» PROBLEM DETAILS: Output the records. Match them exactly.

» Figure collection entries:

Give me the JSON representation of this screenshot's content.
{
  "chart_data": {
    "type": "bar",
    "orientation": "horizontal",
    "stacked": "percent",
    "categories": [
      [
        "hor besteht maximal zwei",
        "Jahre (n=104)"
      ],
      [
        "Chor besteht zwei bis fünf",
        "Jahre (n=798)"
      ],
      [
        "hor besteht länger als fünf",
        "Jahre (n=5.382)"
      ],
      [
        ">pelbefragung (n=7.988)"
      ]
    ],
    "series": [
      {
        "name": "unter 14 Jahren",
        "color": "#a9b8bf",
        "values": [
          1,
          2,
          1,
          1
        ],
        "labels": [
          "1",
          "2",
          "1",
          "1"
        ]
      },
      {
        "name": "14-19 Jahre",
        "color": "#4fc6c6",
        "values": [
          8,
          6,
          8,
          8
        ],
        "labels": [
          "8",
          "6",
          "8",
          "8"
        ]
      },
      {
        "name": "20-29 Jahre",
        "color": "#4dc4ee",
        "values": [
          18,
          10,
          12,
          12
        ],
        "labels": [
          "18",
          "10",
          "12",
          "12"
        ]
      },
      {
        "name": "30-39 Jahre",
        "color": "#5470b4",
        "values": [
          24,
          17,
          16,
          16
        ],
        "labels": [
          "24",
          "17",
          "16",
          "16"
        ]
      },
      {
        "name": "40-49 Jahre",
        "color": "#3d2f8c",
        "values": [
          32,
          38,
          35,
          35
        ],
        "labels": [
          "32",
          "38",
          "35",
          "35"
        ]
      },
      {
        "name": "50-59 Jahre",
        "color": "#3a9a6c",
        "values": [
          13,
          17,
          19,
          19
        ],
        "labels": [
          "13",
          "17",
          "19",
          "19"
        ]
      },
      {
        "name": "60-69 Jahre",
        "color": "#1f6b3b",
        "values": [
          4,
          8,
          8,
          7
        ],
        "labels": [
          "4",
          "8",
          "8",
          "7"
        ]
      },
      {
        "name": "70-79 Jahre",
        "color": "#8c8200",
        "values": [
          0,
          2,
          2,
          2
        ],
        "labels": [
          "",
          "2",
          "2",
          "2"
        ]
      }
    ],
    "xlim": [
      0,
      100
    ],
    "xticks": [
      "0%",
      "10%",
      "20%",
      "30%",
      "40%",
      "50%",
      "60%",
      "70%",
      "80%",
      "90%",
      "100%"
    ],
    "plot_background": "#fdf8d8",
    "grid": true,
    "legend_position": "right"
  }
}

» EXERCISE SOLUTION:
Give me the JSON representation of this screenshot's content.
{
  "chart_data": {
    "type": "bar",
    "orientation": "horizontal",
    "stacked": "percent",
    "categories": [
      [
        "hor besteht maximal zwei",
        "Jahre (n=104)"
      ],
      [
        "Chor besteht zwei bis fünf",
        "Jahre (n=798)"
      ],
      [
        "hor besteht länger als fünf",
        "Jahre (n=5.382)"
      ],
      [
        ">pelbefragung (n=7.988)"
      ]
    ],
    "series": [
      {
        "name": "unter 14 Jahren",
        "color": "#a9b8bf",
        "values": [
          1,
          2,
          1,
          1
        ],
        "labels": [
          "1",
          "2",
          "1",
          "1"
        ]
      },
      {
        "name": "14-19 Jahre",
        "color": "#4fc6c6",
        "values": [
          8,
          6,
          8,
          8
        ],
        "labels": [
          "8",
          "6",
          "8",
          "8"
        ]
      },
      {
        "name": "20-29 Jahre",
        "color": "#4dc4ee",
        "values": [
          18,
          10,
          12,
          12
        ],
        "labels": [
          "18",
          "10",
          "12",
          "12"
        ]
      },
      {
        "name": "30-39 Jahre",
        "color": "#5470b4",
        "values": [
          24,
          17,
          16,
          16
        ],
        "labels": [
          "24",
          "17",
          "16",
          "16"
        ]
      },
      {
        "name": "40-49 Jahre",
        "color": "#3d2f8c",
        "values": [
          32,
          38,
          35,
          35
        ],
        "labels": [
          "32",
          "38",
          "35",
          "35"
        ]
      },
      {
        "name": "50-59 Jahre",
        "color": "#3a9a6c",
        "values": [
          13,
          17,
          19,
          19
        ],
        "labels": [
          "13",
          "17",
          "19",
          "19"
        ]
      },
      {
        "name": "60-69 Jahre",
        "color": "#1f6b3b",
        "values": [
          4,
          8,
          8,
          7
        ],
        "labels": [
          "4",
          "8",
          "8",
          "7"
        ]
      },
      {
        "name": "70-79 Jahre",
        "color": "#8c8200",
        "values": [
          0,
          2,
          2,
          2
        ],
        "labels": [
          "",
          "2",
          "2",
          "2"
        ]
      }
    ],
    "xlim": [
      0,
      100
    ],
    "xticks": [
      "0%",
      "10%",
      "20%",
      "30%",
      "40%",
      "50%",
      "60%",
      "70%",
      "80%",
      "90%",
      "100%"
    ],
    "plot_background": "#fdf8d8",
    "grid": true,
    "legend_position": "right"
  }
}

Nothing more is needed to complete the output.